(EXERCISE REQUIREMENTS)
A – List every tool named in the VMFS recovery thread as a possible way to fix the filesystem.
B – Continue the VMFS recovery thread with the next post after its last one.

(PROVIDED TEXT)

----------

Hey Everybody, this is a last ditch effort before I am forced to start over from backups -- is there any way to recover a corrupted vmfs filesystem? Long story short, one of my LUNs on my SAN went bad due to a controller glitch and now I am unable to get any of my ESX hosts to recognize it. They can all see the LUN, but they don't see that there is a vmfs filesystem located there. Does anyone know of a way to get ESX to recover the VMFS filesystem located on the LUN?
Thanks for the help!
Just a suggestion, not had any experience of this myself; Look at the tools e2fsck or tune2fs, or maybe vmkfstools. I would guess that the controller error means the whole disk data is bad and might not be recoverable by rolling transactions back.
Yeah, I can't see the vmfs filesystem at all -- I can see the LUN, but that's it.

----------

Saved data entries:
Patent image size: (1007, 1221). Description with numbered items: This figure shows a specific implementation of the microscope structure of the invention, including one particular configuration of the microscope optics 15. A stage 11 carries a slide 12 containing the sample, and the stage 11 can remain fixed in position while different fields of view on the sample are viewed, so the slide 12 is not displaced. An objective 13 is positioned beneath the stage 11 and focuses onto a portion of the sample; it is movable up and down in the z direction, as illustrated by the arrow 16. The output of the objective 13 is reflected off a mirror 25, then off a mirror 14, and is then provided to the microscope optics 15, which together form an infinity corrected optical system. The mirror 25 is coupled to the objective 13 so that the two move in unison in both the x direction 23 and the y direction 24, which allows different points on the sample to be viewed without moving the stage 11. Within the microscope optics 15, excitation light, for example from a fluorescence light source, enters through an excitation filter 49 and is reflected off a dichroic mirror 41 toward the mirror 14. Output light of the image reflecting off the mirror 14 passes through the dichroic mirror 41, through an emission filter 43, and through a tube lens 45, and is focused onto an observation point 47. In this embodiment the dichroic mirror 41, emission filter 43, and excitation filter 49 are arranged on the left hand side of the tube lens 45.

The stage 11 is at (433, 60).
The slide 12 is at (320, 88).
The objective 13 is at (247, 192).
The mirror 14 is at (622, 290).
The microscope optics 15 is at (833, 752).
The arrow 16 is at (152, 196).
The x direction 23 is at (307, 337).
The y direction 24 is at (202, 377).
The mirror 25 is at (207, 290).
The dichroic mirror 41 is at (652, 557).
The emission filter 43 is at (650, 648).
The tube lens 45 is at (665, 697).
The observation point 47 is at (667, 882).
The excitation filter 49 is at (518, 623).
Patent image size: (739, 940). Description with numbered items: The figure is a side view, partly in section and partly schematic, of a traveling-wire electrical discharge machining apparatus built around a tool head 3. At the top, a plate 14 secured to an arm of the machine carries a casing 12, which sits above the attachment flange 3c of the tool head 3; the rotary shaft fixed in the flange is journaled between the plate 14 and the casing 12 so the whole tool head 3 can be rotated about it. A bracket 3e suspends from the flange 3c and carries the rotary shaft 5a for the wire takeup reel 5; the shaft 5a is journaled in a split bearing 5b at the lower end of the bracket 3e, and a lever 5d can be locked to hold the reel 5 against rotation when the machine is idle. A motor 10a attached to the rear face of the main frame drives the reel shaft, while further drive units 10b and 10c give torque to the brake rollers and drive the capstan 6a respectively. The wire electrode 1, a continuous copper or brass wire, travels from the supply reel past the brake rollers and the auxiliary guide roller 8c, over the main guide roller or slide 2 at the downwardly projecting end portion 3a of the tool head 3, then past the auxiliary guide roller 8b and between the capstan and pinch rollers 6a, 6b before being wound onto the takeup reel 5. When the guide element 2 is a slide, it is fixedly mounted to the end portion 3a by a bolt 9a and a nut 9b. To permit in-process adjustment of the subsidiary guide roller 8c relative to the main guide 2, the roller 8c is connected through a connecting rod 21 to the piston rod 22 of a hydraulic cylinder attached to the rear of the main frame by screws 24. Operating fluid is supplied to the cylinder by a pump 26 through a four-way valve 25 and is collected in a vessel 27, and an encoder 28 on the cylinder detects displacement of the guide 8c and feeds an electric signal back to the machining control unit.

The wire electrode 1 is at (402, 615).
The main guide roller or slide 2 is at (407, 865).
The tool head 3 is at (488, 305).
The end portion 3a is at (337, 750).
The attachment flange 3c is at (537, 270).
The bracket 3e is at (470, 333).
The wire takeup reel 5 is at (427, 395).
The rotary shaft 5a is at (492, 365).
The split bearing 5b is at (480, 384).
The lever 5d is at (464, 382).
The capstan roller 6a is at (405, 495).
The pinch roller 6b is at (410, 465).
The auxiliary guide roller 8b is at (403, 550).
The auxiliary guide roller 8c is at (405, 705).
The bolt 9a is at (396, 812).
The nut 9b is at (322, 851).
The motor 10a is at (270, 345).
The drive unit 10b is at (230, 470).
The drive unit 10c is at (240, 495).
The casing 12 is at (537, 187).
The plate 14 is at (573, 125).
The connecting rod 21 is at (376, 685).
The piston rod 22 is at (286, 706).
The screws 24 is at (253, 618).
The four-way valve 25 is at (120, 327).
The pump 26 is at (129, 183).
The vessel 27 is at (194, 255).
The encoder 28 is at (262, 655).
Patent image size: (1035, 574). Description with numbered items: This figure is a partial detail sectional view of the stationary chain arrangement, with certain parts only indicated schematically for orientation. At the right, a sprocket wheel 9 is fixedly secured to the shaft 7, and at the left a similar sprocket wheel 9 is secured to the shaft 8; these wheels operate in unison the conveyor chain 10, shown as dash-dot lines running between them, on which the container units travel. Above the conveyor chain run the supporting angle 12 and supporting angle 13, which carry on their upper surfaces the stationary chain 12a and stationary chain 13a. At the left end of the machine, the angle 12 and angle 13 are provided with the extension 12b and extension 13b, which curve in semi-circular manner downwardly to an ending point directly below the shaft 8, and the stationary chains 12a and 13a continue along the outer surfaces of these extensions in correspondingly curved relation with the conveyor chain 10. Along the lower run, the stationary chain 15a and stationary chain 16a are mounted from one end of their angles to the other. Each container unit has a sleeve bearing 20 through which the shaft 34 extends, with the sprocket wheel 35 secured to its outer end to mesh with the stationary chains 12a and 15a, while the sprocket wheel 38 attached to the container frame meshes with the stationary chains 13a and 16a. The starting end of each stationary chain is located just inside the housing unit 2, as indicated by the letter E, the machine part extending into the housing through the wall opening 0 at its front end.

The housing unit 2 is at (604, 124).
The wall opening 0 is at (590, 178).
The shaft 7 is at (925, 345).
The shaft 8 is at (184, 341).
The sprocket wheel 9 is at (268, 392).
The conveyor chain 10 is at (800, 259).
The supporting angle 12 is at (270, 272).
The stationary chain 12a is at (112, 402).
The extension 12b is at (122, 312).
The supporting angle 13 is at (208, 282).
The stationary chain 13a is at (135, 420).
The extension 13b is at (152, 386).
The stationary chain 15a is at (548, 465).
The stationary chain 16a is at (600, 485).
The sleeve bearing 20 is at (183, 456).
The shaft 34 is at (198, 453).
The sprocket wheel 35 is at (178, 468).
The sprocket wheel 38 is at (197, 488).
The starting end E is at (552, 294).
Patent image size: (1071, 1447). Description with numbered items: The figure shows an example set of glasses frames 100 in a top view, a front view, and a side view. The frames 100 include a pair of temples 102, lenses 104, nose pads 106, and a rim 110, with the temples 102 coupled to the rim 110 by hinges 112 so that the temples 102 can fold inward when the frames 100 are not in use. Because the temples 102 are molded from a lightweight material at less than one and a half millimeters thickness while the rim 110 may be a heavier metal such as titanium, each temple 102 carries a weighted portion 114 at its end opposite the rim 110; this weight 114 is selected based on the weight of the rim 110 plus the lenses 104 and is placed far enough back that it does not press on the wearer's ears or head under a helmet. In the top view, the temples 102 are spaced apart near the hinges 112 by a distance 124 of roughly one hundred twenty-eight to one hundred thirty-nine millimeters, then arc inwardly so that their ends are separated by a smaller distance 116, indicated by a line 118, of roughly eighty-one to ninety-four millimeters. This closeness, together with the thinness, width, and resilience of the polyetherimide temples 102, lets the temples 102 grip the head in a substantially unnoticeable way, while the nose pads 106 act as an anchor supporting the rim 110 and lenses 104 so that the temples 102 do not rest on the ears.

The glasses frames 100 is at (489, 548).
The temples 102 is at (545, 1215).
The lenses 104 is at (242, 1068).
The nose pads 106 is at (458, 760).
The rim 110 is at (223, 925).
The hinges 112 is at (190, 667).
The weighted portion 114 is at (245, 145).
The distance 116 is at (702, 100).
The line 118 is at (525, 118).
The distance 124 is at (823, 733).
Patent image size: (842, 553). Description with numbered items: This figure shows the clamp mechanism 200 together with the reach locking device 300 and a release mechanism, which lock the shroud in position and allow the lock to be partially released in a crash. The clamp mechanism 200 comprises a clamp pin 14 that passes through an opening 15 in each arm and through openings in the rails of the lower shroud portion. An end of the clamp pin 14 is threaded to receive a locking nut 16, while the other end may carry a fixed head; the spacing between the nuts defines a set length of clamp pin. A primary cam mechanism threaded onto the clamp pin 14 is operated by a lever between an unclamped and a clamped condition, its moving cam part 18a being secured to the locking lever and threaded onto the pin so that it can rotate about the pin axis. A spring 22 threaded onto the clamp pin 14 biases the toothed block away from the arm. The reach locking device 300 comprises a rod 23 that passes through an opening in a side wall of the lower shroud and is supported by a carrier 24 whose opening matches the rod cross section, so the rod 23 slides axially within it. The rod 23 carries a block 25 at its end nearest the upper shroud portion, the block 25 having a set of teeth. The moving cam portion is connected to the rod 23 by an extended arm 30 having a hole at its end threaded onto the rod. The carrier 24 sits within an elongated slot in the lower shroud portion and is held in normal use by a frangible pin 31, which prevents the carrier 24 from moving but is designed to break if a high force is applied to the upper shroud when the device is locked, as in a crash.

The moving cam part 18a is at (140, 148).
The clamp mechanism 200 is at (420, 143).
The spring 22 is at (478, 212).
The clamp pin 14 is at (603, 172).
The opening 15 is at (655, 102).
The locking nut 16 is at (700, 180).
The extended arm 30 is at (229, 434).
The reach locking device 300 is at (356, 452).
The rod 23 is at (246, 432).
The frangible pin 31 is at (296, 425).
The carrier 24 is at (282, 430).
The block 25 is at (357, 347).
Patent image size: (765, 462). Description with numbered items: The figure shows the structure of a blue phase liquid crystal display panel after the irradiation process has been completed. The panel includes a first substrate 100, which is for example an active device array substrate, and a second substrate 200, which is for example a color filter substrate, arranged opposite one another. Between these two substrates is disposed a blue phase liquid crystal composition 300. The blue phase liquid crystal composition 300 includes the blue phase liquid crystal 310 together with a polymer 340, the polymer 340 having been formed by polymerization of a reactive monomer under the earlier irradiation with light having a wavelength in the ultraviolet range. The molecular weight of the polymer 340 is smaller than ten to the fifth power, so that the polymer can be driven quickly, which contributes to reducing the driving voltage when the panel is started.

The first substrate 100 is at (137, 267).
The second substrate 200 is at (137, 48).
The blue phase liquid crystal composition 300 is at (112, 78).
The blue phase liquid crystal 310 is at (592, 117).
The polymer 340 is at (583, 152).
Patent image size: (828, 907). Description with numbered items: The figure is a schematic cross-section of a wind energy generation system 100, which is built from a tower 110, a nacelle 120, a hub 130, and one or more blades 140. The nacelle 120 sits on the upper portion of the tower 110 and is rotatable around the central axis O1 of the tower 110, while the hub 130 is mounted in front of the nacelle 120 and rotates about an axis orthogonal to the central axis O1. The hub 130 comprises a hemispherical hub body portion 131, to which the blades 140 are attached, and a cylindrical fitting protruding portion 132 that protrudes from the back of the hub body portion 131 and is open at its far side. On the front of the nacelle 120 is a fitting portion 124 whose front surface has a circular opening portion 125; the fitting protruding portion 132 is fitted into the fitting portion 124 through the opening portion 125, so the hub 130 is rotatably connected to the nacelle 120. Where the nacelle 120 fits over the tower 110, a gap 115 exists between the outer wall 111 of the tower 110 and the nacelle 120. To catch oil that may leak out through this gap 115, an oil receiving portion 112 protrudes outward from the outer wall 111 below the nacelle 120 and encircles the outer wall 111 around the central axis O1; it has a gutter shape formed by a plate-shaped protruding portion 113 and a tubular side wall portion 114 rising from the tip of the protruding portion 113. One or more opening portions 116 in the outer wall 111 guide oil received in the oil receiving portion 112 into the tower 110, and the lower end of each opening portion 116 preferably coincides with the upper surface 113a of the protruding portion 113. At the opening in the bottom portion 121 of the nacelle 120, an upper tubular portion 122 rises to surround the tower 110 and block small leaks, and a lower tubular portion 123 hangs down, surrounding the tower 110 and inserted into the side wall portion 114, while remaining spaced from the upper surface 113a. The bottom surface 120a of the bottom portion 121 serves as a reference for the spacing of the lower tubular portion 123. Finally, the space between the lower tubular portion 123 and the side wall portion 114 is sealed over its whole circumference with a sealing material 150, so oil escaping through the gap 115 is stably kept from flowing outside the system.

----------

(SOLVED TASKS)
A – e2fsck, tune2fs, vmkfstools

B –
Okay try the following to label the LUN as VMFS again, but first check if it even is VMFS at the moment with "fdisk -lu", if it is than I can't help if it's not do the following:
Start "fdisk /dev/sdX" where X is the letter for the crashed lun, than the next commands:
p
d
n
p
1
default
t
fb
X
b
1
128
W
than rescan your hba cards
Duncan
My virtualisation blog:
Looks like it does show up as fb:
Disk /dev/sda: 1027.7 GB, 1027705528320 bytes
255 heads, 63 sectors/track, 124944 cylinders, total 2007237360 sectors
Units = sectors of 1 * 512 = 512 bytes
Device Boot Start End Blocks Id System
/dev/sda1 128 2007225359 1003612616 fb Unknown
Data corruption is an extremely rare event. No SAN should corrupt data just because of a "controller glitch" - efficient designs generally safeguards against this.
I'd like to recommend that you check /var/log/vmkwarning for any error messages that might give you additional clues. On the odd chance that the LUN is being detected as a snapshot, that's relatively easy to address (resignaturing or simply correcting the LUN presentation from the controller side.)
If you truly believe that the VMFS file system has been damaged, your best recourse is to log a support call with VMware. There are no public tools to repair VMFS, but PSS have some tools and methods available to them that - I have heard - can work miracles.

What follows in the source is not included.